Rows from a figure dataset
* * * * * * *
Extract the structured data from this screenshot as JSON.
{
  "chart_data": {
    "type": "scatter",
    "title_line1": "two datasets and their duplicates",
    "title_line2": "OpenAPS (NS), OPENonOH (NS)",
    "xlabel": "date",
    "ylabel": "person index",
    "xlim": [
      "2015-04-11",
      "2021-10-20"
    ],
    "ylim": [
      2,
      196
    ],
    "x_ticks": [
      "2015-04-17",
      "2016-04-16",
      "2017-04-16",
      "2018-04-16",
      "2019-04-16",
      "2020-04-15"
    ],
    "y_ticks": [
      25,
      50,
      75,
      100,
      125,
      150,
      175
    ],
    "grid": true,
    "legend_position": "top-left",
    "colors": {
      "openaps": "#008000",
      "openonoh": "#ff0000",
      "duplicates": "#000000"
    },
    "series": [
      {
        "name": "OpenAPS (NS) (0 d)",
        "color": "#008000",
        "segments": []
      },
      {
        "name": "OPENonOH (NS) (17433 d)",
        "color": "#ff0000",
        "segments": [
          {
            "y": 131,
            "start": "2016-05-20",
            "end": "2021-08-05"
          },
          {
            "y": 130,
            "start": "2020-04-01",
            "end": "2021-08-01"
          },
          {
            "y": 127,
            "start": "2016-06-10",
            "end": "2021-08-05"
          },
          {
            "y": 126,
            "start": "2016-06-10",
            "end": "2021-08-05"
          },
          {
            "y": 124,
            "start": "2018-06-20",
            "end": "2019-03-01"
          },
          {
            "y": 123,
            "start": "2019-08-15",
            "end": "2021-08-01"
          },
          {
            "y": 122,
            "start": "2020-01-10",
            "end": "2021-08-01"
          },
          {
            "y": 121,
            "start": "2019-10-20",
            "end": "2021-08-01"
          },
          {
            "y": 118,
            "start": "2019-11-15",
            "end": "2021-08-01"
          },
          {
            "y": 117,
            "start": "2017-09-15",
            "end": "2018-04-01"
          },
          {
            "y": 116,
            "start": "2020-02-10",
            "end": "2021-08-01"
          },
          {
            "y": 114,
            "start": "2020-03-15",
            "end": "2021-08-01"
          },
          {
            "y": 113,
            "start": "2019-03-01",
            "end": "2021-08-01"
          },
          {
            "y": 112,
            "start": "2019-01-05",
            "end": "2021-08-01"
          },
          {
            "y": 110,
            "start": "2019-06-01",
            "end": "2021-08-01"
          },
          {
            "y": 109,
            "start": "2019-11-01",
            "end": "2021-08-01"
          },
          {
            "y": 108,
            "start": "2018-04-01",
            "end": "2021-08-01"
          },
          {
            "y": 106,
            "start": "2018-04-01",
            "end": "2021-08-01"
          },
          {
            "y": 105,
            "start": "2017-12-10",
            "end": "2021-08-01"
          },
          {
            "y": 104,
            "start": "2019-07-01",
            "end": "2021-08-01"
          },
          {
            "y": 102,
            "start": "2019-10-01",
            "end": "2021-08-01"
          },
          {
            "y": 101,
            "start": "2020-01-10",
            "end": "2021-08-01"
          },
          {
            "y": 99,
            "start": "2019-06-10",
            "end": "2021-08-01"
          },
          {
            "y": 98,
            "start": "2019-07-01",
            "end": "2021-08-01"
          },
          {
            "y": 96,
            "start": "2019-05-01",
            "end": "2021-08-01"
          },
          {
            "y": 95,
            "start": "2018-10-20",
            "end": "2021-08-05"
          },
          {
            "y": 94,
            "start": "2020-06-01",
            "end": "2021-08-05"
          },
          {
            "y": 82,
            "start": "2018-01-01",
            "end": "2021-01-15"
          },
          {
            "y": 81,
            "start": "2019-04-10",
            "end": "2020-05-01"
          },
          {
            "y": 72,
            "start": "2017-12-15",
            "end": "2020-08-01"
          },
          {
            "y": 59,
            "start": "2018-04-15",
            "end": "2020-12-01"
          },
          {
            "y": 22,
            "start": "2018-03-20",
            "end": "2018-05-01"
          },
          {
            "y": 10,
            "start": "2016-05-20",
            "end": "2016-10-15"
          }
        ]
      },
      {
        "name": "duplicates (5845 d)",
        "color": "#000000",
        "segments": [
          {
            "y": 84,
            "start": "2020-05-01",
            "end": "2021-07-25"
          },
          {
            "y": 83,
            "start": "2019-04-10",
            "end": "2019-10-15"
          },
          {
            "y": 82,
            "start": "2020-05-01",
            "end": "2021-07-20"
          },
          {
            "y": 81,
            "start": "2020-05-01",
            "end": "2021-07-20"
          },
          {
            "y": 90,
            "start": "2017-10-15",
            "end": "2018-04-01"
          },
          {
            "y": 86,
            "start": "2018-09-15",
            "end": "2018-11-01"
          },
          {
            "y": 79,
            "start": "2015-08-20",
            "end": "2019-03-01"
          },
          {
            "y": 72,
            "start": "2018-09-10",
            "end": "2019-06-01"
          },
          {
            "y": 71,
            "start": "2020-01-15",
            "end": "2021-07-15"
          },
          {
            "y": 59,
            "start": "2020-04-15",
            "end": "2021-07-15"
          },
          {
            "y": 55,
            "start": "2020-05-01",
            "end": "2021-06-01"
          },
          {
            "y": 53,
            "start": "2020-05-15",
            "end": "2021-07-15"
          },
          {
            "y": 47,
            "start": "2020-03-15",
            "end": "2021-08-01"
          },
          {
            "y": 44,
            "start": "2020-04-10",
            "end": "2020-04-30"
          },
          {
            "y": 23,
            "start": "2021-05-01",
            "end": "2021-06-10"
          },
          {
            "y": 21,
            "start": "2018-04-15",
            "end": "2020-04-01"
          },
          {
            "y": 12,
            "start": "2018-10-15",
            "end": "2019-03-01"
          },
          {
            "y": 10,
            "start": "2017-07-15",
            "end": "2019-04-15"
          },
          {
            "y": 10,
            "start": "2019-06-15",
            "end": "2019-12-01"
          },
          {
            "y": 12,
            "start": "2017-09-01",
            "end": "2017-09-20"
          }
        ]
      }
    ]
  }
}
* * * * * * *
Prompt: Copy all lines of the material above where the string "duplicates" occurs.

Solution to this problem:
    "title_line1": "two datasets and their duplicates",
      "duplicates": "#000000"
        "name": "duplicates (5845 d)",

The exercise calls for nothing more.